START Exercise input

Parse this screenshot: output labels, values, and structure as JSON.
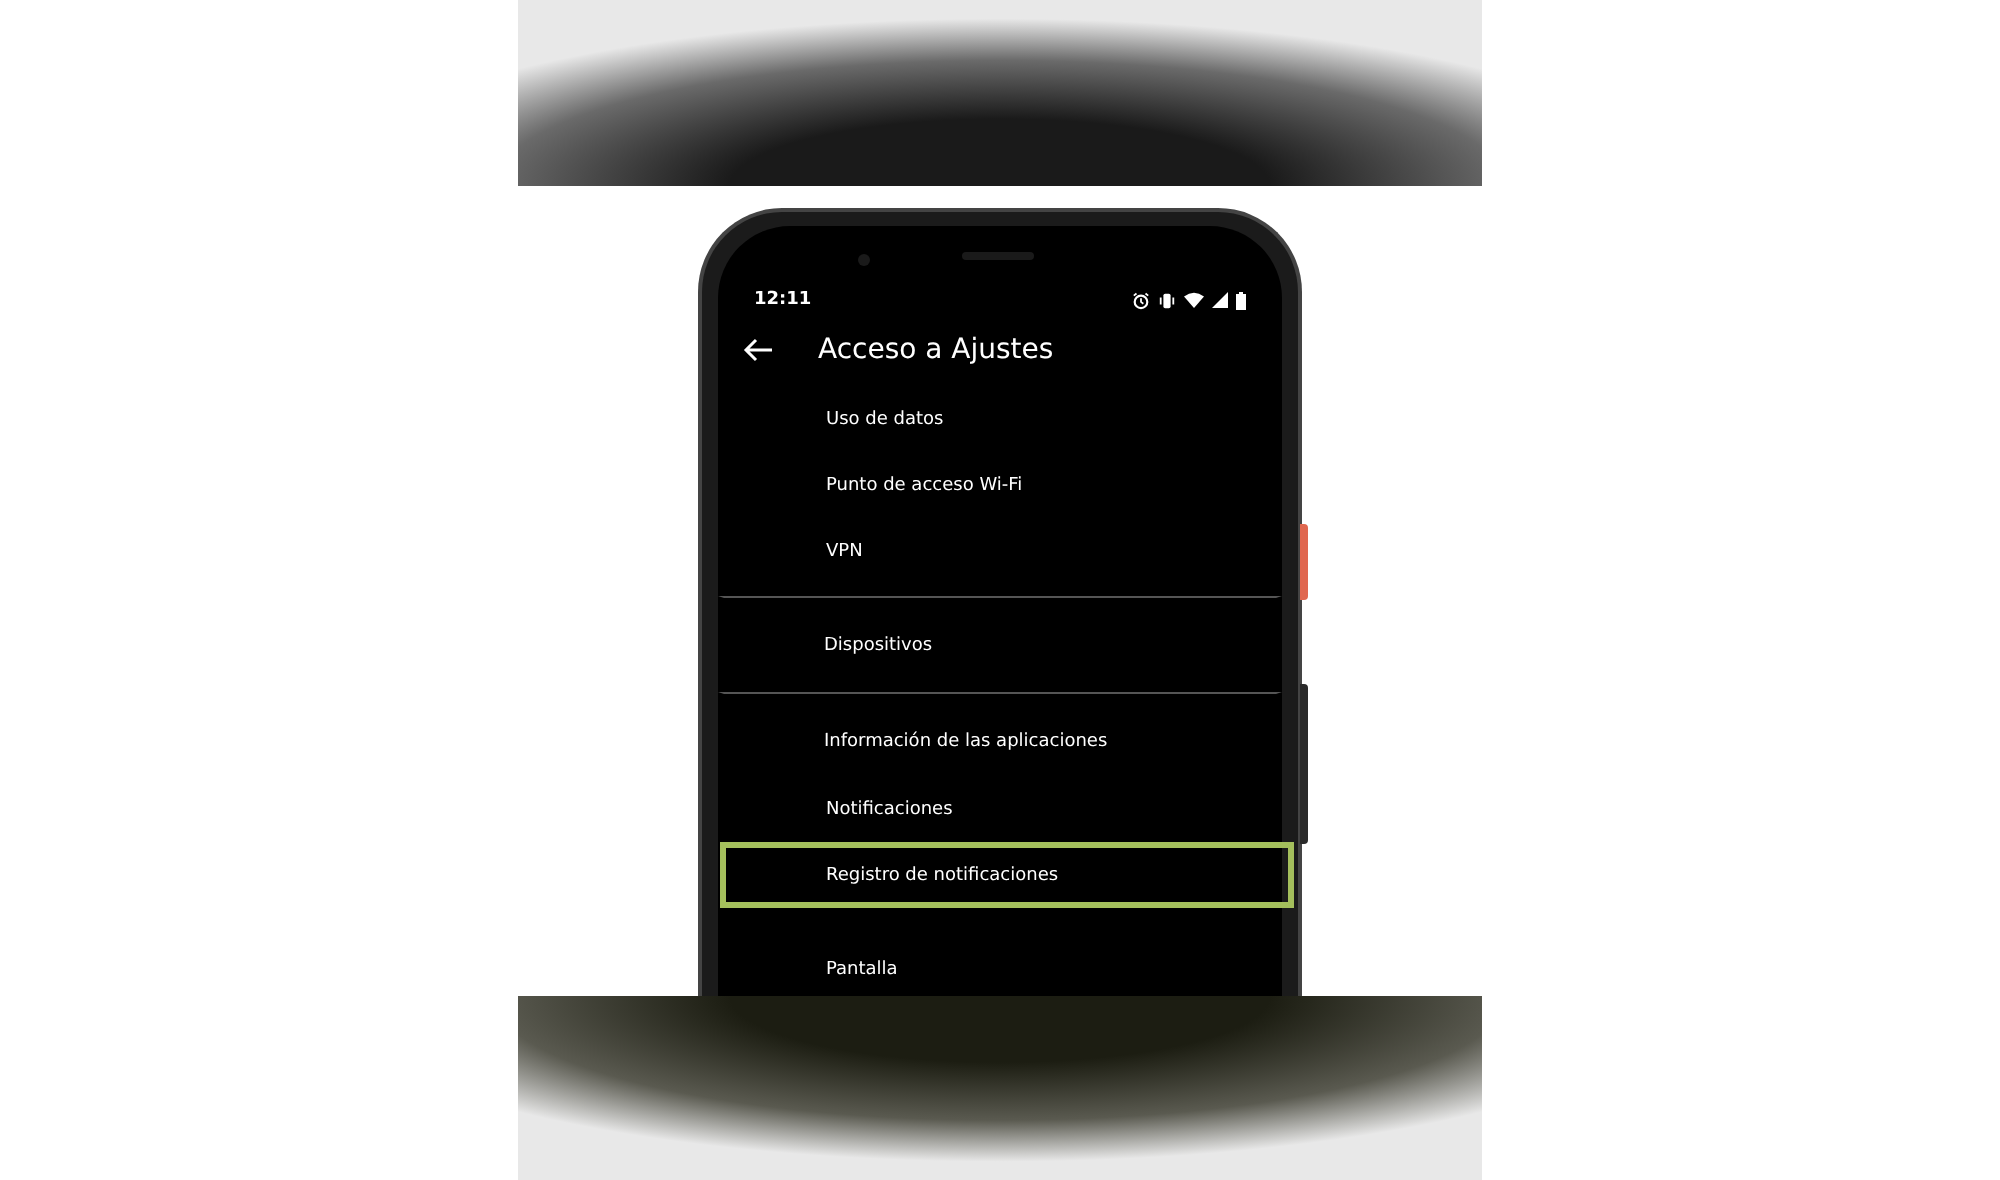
{
  "status_bar": {
    "time": "12:11"
  },
  "app_bar": {
    "title": "Acceso a Ajustes"
  },
  "groups": [
    {
      "divider": false,
      "items": [
        {
          "label": "Uso de datos",
          "highlighted": false
        },
        {
          "label": "Punto de acceso Wi-Fi",
          "highlighted": false
        },
        {
          "label": "VPN",
          "highlighted": false
        }
      ]
    },
    {
      "divider": true,
      "items": [
        {
          "label": "Dispositivos",
          "highlighted": false
        }
      ]
    },
    {
      "divider": true,
      "items": [
        {
          "label": "Información de las aplicaciones",
          "highlighted": false
        },
        {
          "label": "Notificaciones",
          "highlighted": false
        },
        {
          "label": "Registro de notificaciones",
          "highlighted": true
        }
      ]
    },
    {
      "divider": false,
      "items": [
        {
          "label": "Pantalla",
          "highlighted": false
        }
      ]
    }
  ]
}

END Exercise input

Work to do
Write out every record above exactly as it stands, but leave out the pictures.

Answer in full
Parse this screenshot: output labels, values, and structure as JSON.
{
  "status_bar": {
    "time": "12:11"
  },
  "app_bar": {
    "title": "Acceso a Ajustes"
  },
  "groups": [
    {
      "divider": false,
      "items": [
        {
          "label": "Uso de datos",
          "highlighted": false
        },
        {
          "label": "Punto de acceso Wi-Fi",
          "highlighted": false
        },
        {
          "label": "VPN",
          "highlighted": false
        }
      ]
    },
    {
      "divider": true,
      "items": [
        {
          "label": "Dispositivos",
          "highlighted": false
        }
      ]
    },
    {
      "divider": true,
      "items": [
        {
          "label": "Información de las aplicaciones",
          "highlighted": false
        },
        {
          "label": "Notificaciones",
          "highlighted": false
        },
        {
          "label": "Registro de notificaciones",
          "highlighted": true
        }
      ]
    },
    {
      "divider": false,
      "items": [
        {
          "label": "Pantalla",
          "highlighted": false
        }
      ]
    }
  ]
}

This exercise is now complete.